### Task description
Reproduce the entries exactly.

>> Start Given records

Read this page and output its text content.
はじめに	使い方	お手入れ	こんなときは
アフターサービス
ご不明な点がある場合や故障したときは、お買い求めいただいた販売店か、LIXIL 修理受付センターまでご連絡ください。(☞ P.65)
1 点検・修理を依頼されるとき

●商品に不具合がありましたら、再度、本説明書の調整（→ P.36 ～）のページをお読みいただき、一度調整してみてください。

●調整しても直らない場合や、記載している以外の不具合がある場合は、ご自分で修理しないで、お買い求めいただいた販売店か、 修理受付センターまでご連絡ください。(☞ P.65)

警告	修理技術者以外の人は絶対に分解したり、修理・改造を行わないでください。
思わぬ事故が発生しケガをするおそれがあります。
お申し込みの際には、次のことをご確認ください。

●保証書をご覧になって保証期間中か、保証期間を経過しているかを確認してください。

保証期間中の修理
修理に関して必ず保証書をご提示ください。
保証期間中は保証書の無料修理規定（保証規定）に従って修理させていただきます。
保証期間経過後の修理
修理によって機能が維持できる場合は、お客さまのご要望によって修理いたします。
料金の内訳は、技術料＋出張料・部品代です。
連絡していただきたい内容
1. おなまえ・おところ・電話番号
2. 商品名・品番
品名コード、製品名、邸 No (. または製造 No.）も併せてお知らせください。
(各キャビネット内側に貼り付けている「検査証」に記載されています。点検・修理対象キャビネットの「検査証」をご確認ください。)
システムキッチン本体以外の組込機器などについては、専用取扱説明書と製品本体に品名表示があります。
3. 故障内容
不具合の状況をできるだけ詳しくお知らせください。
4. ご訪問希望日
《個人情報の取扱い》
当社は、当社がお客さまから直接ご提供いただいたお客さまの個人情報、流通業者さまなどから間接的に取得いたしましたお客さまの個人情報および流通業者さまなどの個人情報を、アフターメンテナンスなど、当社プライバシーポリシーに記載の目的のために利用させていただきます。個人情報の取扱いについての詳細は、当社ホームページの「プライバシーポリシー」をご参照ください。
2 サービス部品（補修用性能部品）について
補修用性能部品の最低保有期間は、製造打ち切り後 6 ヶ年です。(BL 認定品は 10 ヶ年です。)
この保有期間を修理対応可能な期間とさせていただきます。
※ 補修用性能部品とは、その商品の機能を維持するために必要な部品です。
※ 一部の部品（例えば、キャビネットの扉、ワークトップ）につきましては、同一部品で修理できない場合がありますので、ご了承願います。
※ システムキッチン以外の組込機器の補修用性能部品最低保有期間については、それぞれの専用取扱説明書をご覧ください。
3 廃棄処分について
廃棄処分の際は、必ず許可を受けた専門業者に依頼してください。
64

>> End Given records

### Exercise result
Read this page and output its text content.
はじめに	使い方	お手入れ	こんなときは
アフターサービス
ご不明な点がある場合や故障したときは、お買い求めいただいた販売店か、LIXIL 修理受付センターまでご連絡ください。(☞ P.65)
1 点検・修理を依頼されるとき

●商品に不具合がありましたら、再度、本説明書の調整（→ P.36 ～）のページをお読みいただき、一度調整してみてください。

●調整しても直らない場合や、記載している以外の不具合がある場合は、ご自分で修理しないで、お買い求めいただいた販売店か、 修理受付センターまでご連絡ください。(☞ P.65)

警告	修理技術者以外の人は絶対に分解したり、修理・改造を行わないでください。
思わぬ事故が発生しケガをするおそれがあります。
お申し込みの際には、次のことをご確認ください。

●保証書をご覧になって保証期間中か、保証期間を経過しているかを確認してください。

保証期間中の修理
修理に関して必ず保証書をご提示ください。
保証期間中は保証書の無料修理規定（保証規定）に従って修理させていただきます。
保証期間経過後の修理
修理によって機能が維持できる場合は、お客さまのご要望によって修理いたします。
料金の内訳は、技術料＋出張料・部品代です。
連絡していただきたい内容
1. おなまえ・おところ・電話番号
2. 商品名・品番
品名コード、製品名、邸 No (. または製造 No.）も併せてお知らせください。
(各キャビネット内側に貼り付けている「検査証」に記載されています。点検・修理対象キャビネットの「検査証」をご確認ください。)
システムキッチン本体以外の組込機器などについては、専用取扱説明書と製品本体に品名表示があります。
3. 故障内容
不具合の状況をできるだけ詳しくお知らせください。
4. ご訪問希望日
《個人情報の取扱い》
当社は、当社がお客さまから直接ご提供いただいたお客さまの個人情報、流通業者さまなどから間接的に取得いたしましたお客さまの個人情報および流通業者さまなどの個人情報を、アフターメンテナンスなど、当社プライバシーポリシーに記載の目的のために利用させていただきます。個人情報の取扱いについての詳細は、当社ホームページの「プライバシーポリシー」をご参照ください。
2 サービス部品（補修用性能部品）について
補修用性能部品の最低保有期間は、製造打ち切り後 6 ヶ年です。(BL 認定品は 10 ヶ年です。)
この保有期間を修理対応可能な期間とさせていただきます。
※ 補修用性能部品とは、その商品の機能を維持するために必要な部品です。
※ 一部の部品（例えば、キャビネットの扉、ワークトップ）につきましては、同一部品で修理できない場合がありますので、ご了承願います。
※ システムキッチン以外の組込機器の補修用性能部品最低保有期間については、それぞれの専用取扱説明書をご覧ください。
3 廃棄処分について
廃棄処分の際は、必ず許可を受けた専門業者に依頼してください。
64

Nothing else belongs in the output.